=== Text to read ===

Using a table might also be an option (for srgb-to-linear especially).
This does not enable any new features yet because EXT_texture_srgb was already
supported via util_format fallbacks, but performance was lacking probably due
to the external function call (the table used by the util_format_srgb code may
not be all that much slower on its own).
Some performance figures (taken from modified gloss, replaced both base and
sphere texture to use GL_SRGB instead of GL_RGB, measured on 1Ghz Sandy Bridge,
the numbers aren't terribly accurate):
normal gloss, aos, 8-wide: 47 fps
normal gloss, aos, 4-wide: 48 fps
normal gloss, forced to soa, 8-wide: 48 fps
normal gloss, forced to soa, 4-wide: 47 fps
patched gloss, old code, soa, 8-wide: 21 fps
patched gloss, old code, soa, 4-wide: 24 fps
patched gloss, new code, soa, 8-wide: 41 fps
patched gloss, new code, soa, 4-wide: 38 fps
So there's a performance hit but it seems acceptable, certainly better
than using the fallback.

===

Problem set:
(1) In the commit message, swap "external function call" for "indirect function call" and write out the passage between "Using a table" and "on its own).", inclusive.
(2) Shorten the paragraph of the commit message that begins "This does not enable any new features yet" and keep its main facts.
(3) Continue the commit message about sRGB texture performance from the point where it stops.

=== Excerpted records ===

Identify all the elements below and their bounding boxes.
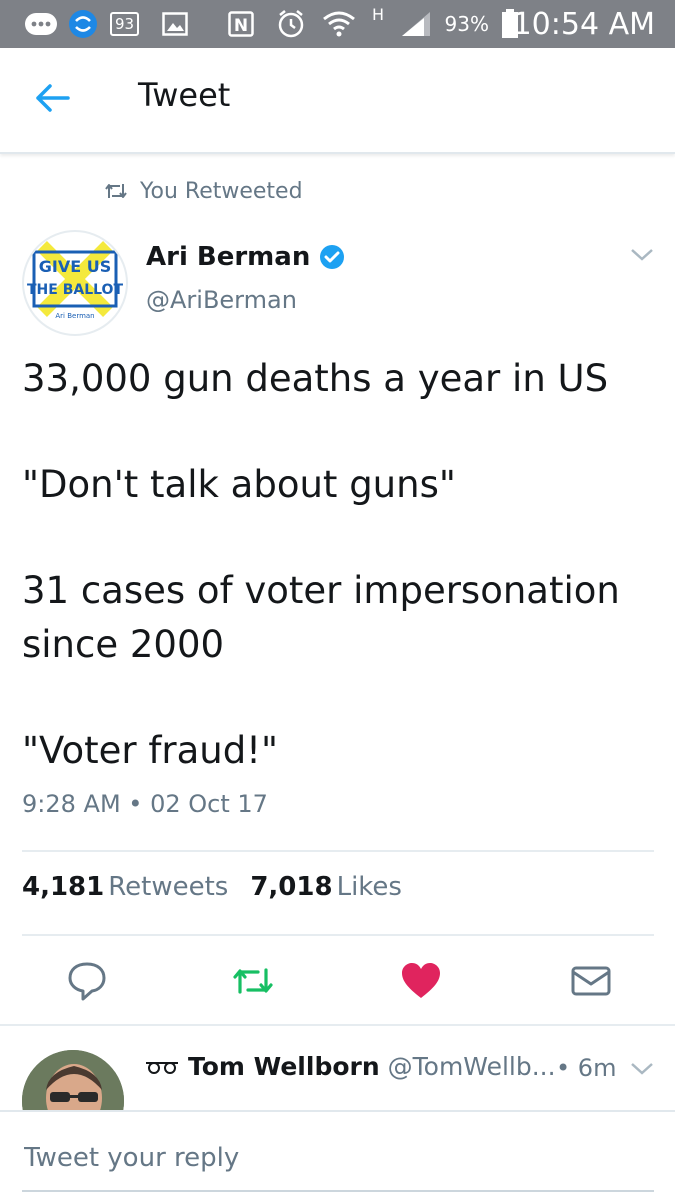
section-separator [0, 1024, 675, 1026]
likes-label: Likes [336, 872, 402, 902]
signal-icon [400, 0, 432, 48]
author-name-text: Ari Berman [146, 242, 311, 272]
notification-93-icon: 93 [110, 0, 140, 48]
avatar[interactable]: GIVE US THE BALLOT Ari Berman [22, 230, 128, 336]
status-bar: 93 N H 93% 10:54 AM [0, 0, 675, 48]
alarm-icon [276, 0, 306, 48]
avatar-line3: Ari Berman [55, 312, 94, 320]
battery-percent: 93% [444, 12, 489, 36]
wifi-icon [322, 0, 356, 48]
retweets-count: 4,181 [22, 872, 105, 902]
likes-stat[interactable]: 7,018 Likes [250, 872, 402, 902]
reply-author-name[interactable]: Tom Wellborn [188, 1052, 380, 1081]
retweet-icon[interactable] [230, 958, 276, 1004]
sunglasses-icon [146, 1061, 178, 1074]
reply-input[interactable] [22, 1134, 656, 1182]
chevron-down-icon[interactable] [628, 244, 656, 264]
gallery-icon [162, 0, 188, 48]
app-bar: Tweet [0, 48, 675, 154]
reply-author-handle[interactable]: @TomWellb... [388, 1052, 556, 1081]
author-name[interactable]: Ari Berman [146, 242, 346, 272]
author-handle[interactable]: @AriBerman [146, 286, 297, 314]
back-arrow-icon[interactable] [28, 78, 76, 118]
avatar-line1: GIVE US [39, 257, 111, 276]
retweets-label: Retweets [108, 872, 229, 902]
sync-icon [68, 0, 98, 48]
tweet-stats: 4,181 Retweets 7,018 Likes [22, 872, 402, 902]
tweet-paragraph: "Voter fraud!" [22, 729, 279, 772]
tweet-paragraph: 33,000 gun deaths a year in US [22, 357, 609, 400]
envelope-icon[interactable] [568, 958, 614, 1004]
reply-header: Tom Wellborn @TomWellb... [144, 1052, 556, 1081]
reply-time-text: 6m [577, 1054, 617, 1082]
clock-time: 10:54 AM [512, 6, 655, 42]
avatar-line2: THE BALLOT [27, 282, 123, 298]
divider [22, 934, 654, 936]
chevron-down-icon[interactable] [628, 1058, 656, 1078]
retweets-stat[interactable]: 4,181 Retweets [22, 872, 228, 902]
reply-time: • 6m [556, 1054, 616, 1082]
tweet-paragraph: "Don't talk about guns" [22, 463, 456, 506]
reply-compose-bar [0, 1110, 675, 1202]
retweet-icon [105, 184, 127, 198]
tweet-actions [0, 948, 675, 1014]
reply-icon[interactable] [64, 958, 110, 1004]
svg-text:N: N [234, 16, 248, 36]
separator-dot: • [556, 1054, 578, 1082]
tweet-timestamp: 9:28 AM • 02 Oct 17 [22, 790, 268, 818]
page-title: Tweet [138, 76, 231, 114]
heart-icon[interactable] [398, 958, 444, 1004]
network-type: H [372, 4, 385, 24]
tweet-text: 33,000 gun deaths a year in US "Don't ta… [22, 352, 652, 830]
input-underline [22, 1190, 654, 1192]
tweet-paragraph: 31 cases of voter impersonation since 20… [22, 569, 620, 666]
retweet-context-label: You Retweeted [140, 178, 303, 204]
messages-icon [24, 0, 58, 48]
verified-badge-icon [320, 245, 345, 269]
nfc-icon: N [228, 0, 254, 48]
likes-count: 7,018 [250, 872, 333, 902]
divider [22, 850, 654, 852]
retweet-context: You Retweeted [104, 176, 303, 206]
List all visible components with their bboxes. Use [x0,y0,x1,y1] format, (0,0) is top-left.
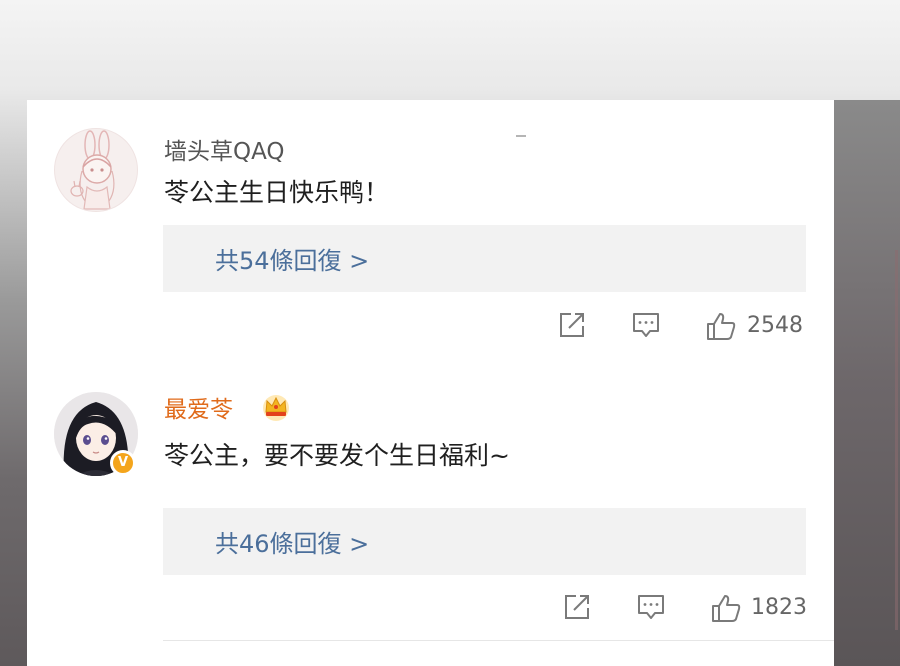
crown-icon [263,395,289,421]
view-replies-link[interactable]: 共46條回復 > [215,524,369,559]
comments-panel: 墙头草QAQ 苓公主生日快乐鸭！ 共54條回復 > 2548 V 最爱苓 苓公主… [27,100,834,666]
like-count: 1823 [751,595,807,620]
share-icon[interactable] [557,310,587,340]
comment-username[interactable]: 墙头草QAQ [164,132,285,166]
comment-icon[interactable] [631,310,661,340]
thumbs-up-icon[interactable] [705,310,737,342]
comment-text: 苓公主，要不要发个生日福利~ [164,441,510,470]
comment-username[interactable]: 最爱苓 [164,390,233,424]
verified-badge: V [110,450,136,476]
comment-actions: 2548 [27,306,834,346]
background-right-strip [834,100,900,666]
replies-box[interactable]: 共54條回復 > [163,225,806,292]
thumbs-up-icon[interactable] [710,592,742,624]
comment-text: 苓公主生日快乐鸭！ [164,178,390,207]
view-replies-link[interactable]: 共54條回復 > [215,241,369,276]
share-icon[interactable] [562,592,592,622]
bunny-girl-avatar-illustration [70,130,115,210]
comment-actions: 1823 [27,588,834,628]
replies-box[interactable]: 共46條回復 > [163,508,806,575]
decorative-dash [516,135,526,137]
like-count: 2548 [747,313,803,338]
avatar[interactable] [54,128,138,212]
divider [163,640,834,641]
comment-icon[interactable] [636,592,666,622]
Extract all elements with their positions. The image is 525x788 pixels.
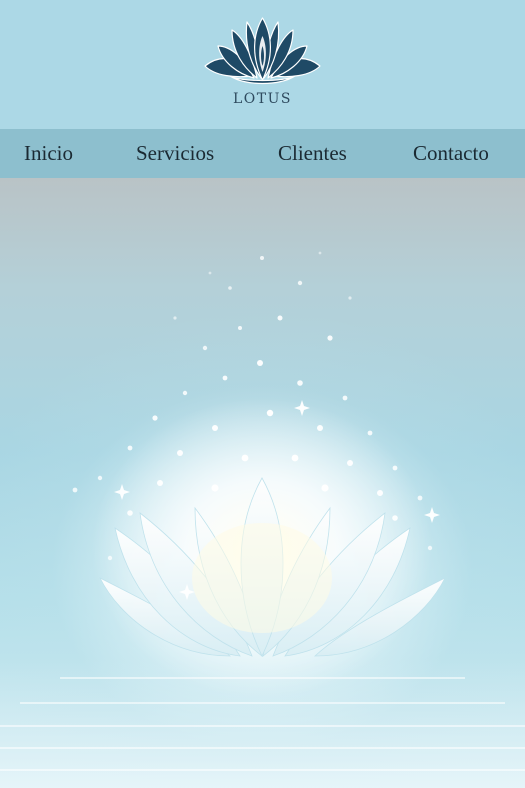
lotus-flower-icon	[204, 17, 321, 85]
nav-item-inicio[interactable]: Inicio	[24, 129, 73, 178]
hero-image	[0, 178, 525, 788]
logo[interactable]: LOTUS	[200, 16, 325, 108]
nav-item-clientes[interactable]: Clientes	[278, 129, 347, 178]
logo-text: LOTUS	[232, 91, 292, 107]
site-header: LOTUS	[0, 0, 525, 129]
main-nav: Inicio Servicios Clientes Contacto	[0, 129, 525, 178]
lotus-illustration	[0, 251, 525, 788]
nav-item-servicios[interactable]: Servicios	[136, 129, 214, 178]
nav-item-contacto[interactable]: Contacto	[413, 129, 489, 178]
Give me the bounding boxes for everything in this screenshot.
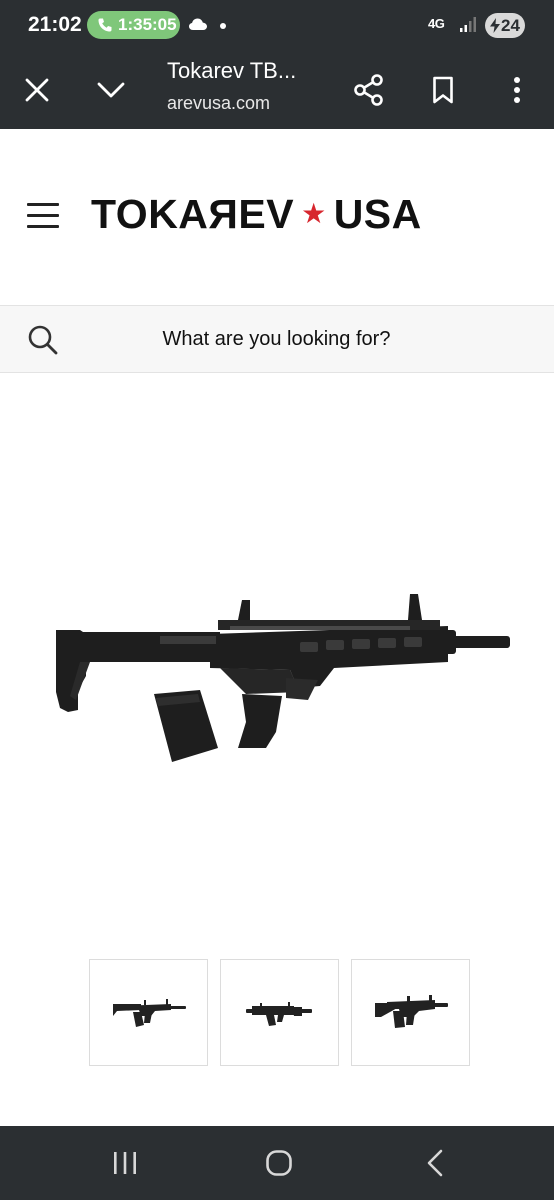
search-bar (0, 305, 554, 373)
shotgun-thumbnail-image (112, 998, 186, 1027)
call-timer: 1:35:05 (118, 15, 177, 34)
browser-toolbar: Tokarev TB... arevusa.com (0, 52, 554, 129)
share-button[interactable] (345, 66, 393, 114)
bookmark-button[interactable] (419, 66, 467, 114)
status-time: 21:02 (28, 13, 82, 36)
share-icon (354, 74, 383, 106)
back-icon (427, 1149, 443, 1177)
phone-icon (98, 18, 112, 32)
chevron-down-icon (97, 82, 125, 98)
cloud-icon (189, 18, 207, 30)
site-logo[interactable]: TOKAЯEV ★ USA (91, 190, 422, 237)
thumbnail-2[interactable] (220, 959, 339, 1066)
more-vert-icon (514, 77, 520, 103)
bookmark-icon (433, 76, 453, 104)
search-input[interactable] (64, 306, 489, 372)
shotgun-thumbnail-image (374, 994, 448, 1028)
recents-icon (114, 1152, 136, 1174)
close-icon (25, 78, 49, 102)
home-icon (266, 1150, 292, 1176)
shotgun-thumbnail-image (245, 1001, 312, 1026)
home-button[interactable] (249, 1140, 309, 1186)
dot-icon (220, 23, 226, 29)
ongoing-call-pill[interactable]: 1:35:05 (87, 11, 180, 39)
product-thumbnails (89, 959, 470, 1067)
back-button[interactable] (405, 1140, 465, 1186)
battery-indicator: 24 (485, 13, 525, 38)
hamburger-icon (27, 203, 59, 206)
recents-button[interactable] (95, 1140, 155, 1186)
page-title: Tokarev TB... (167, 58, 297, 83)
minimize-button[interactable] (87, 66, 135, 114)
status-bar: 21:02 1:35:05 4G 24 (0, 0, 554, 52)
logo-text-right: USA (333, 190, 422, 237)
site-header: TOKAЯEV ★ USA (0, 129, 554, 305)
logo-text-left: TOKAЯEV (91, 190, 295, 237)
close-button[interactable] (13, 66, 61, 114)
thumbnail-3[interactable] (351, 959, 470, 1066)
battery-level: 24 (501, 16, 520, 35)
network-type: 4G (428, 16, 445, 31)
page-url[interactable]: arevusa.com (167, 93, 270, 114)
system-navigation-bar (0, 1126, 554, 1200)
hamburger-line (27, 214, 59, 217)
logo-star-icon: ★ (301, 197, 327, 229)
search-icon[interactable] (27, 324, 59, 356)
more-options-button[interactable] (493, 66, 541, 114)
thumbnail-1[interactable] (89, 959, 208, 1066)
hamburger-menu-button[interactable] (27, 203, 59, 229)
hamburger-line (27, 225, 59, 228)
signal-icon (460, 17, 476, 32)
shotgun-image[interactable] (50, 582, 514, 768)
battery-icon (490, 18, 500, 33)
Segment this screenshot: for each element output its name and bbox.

===

Answer set:
(1)
Using a table might also be an option (for srgb-to-linear especially).
This does not enable any new features yet because EXT_texture_srgb was already
supported via util_format fallbacks, but performance was lacking probably due
to the indirect function call (the table used by the util_format_srgb code may
not be all that much slower on its own).

(2) No new features result, because EXT_texture_srgb was already supported through util_format fallbacks. Those fallbacks performed poorly, probably because of the external function call. The table behind the util_format_srgb code may not be much slower by itself.

(3)
Note the new code only works for 4x8bit srgb formats, others (L8/L8A8) will
continue to use the old util_format fallback, because I can't be bothered
to write code for formats noone uses anyway (as decoding is done as part of
lp_build_unpack_rgba_soa which can only handle block type width of 32).
Compressed srgb formats should get their own path though eventually (it is
going to be expensive in any case, first decompress, then convert).
No piglit regressions.
v2: use lp_build_polynomial instead of ad-hoc polynomial construction, also
since keeping both linear to srgb functions for now make sure both are
compiled (since they share quite some code just integrate into the same
function).
v3: formatting fixes and bugfix in the complicated (disabled) linear-to-srgb
path.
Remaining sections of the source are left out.